What is required: Reproduce the listing below line for line, without changing any character.

Records for the exercise:
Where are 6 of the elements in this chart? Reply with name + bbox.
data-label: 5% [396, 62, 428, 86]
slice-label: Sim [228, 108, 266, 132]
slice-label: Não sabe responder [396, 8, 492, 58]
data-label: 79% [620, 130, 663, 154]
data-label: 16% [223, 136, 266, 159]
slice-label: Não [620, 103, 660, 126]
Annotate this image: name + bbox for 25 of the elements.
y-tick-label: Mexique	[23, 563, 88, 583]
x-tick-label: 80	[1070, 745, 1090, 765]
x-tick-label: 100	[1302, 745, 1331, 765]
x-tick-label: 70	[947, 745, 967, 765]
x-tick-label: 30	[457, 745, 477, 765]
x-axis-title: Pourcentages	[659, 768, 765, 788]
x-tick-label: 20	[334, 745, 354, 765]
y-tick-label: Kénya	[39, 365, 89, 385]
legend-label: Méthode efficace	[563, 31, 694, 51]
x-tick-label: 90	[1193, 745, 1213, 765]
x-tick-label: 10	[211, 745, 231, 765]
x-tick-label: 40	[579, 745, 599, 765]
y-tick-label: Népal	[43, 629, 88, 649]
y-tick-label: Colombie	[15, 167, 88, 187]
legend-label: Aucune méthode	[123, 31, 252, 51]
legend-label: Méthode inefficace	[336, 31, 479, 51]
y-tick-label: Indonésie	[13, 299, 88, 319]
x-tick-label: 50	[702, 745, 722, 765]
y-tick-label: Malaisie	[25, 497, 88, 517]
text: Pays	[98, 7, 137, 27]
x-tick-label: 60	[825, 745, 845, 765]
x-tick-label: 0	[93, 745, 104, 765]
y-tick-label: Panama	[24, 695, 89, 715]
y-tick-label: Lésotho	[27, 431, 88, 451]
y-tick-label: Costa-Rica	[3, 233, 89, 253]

The solution:
Where are 6 of the elements in this chart? Reply with name + bbox.
data-label: 5% [396, 62, 428, 86]
slice-label: Sim [228, 108, 266, 132]
slice-label: Não sabe responder [396, 8, 492, 58]
data-label: 79% [620, 130, 663, 154]
data-label: 16% [223, 136, 266, 159]
slice-label: Não [620, 103, 660, 126]
Annotate this image: name + bbox for 25 of the elements.
y-tick-label: Mexique	[23, 563, 88, 583]
x-tick-label: 80	[1070, 745, 1090, 765]
x-tick-label: 100	[1302, 745, 1331, 765]
x-tick-label: 70	[947, 745, 967, 765]
x-tick-label: 30	[457, 745, 477, 765]
x-axis-title: Pourcentages	[659, 768, 765, 788]
x-tick-label: 20	[334, 745, 354, 765]
y-tick-label: Kénya	[39, 365, 89, 385]
legend-label: Méthode efficace	[563, 31, 694, 51]
x-tick-label: 90	[1193, 745, 1213, 765]
x-tick-label: 10	[211, 745, 231, 765]
x-tick-label: 40	[579, 745, 599, 765]
y-tick-label: Népal	[43, 629, 88, 649]
y-tick-label: Colombie	[15, 167, 88, 187]
legend-label: Aucune méthode	[123, 31, 252, 51]
legend-label: Méthode inefficace	[336, 31, 479, 51]
y-tick-label: Indonésie	[13, 299, 88, 319]
x-tick-label: 50	[702, 745, 722, 765]
y-tick-label: Malaisie	[25, 497, 88, 517]
text: Pays	[98, 7, 137, 27]
x-tick-label: 60	[825, 745, 845, 765]
x-tick-label: 0	[93, 745, 104, 765]
y-tick-label: Panama	[24, 695, 89, 715]
y-tick-label: Lésotho	[27, 431, 88, 451]
y-tick-label: Costa-Rica	[3, 233, 89, 253]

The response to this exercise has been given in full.